From the material below, list every line containing "дата".
++++++
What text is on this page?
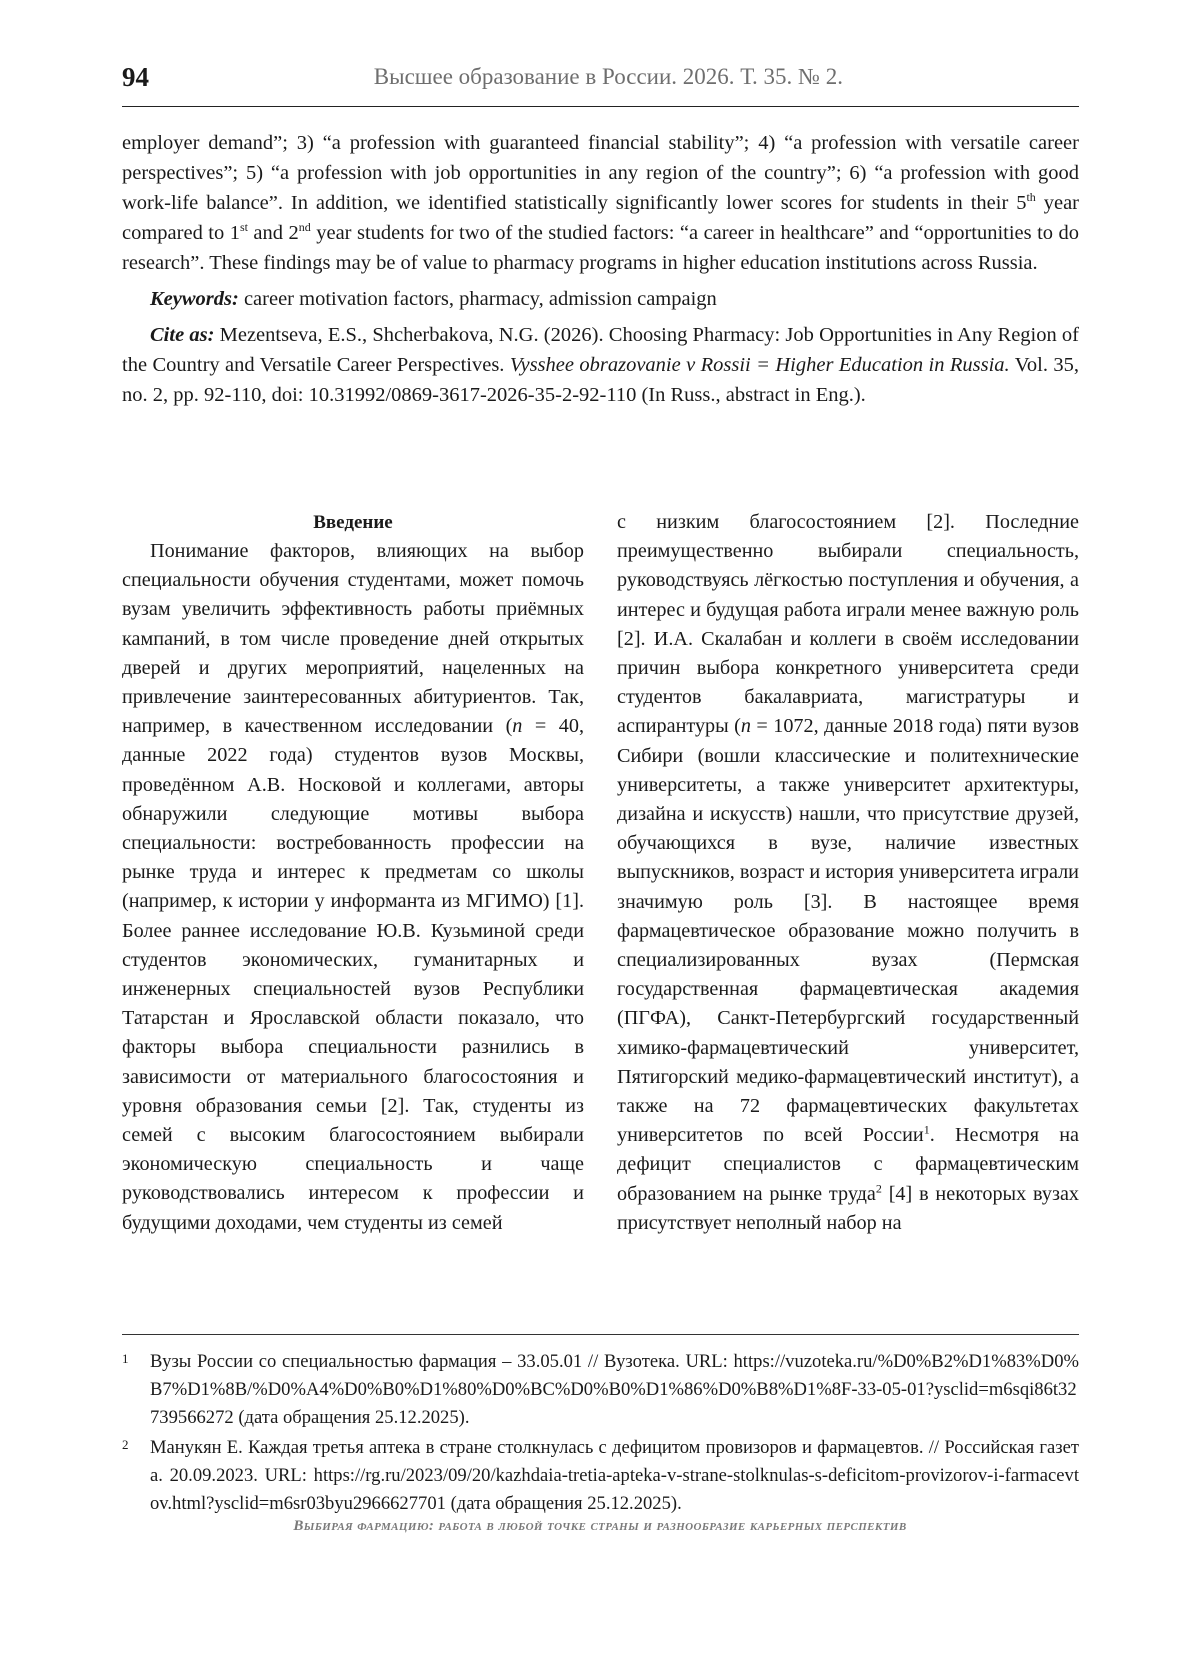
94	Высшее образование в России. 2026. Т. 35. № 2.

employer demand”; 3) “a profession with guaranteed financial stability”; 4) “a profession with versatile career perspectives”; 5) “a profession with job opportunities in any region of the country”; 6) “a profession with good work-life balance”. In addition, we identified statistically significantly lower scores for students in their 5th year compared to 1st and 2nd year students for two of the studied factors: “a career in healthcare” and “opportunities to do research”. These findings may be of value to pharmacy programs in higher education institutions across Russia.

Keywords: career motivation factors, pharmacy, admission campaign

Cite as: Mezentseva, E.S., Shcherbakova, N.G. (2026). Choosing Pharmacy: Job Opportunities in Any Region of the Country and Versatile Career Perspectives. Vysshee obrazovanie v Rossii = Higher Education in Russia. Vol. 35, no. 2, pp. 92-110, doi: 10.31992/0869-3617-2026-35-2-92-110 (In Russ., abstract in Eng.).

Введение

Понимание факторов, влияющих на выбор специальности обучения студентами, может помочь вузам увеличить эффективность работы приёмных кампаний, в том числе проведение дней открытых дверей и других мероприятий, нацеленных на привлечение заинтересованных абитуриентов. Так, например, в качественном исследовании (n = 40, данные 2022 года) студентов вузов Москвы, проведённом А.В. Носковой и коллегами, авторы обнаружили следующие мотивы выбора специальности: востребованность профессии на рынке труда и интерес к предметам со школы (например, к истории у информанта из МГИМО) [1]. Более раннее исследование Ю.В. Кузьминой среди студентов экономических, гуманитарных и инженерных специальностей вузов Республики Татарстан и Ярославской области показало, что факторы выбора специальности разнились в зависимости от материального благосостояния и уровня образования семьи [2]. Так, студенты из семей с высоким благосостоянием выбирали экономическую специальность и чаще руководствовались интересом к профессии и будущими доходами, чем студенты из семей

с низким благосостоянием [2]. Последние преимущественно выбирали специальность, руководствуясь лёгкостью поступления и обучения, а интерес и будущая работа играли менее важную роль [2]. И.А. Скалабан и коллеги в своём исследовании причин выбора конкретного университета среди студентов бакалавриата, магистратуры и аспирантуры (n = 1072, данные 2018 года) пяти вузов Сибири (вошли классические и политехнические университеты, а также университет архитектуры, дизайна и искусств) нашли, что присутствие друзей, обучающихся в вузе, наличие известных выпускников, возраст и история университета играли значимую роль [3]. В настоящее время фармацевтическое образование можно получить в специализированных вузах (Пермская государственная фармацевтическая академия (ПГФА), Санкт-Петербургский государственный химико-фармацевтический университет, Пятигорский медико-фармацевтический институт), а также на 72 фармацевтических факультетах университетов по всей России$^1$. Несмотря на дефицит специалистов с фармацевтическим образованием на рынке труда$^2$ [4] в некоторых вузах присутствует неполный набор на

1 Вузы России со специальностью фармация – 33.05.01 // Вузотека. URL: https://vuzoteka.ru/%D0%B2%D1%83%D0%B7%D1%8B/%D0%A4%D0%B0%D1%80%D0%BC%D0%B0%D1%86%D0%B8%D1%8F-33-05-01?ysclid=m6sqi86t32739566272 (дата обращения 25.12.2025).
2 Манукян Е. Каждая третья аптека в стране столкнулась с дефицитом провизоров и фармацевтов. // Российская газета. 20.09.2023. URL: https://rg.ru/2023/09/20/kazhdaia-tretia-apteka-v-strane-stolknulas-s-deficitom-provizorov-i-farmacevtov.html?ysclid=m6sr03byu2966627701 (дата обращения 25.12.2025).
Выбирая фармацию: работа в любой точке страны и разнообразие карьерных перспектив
++++++
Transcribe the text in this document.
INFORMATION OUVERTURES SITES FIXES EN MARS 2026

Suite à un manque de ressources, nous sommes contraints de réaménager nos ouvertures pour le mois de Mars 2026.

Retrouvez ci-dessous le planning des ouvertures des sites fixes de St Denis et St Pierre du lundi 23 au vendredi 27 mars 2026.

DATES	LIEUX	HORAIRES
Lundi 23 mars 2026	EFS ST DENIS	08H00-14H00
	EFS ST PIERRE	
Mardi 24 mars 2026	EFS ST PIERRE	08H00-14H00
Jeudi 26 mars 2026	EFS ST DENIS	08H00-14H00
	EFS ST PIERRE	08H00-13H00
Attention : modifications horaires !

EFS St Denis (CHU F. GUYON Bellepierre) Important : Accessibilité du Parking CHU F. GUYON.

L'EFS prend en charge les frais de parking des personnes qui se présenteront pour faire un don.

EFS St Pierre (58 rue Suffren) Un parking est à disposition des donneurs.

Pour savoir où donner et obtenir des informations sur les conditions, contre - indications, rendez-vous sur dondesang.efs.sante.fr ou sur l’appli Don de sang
++++++
# [Result of this exercise]
1 Вузы России со специальностью фармация – 33.05.01 // Вузотека. URL: https://vuzoteka.ru/%D0%B2%D1%83%D0%B7%D1%8B/%D0%A4%D0%B0%D1%80%D0%BC%D0%B0%D1%86%D0%B8%D1%8F-33-05-01?ysclid=m6sqi86t32739566272 (дата обращения 25.12.2025).
2 Манукян Е. Каждая третья аптека в стране столкнулась с дефицитом провизоров и фармацевтов. // Российская газета. 20.09.2023. URL: https://rg.ru/2023/09/20/kazhdaia-tretia-apteka-v-strane-stolknulas-s-deficitom-provizorov-i-farmacevtov.html?ysclid=m6sr03byu2966627701 (дата обращения 25.12.2025).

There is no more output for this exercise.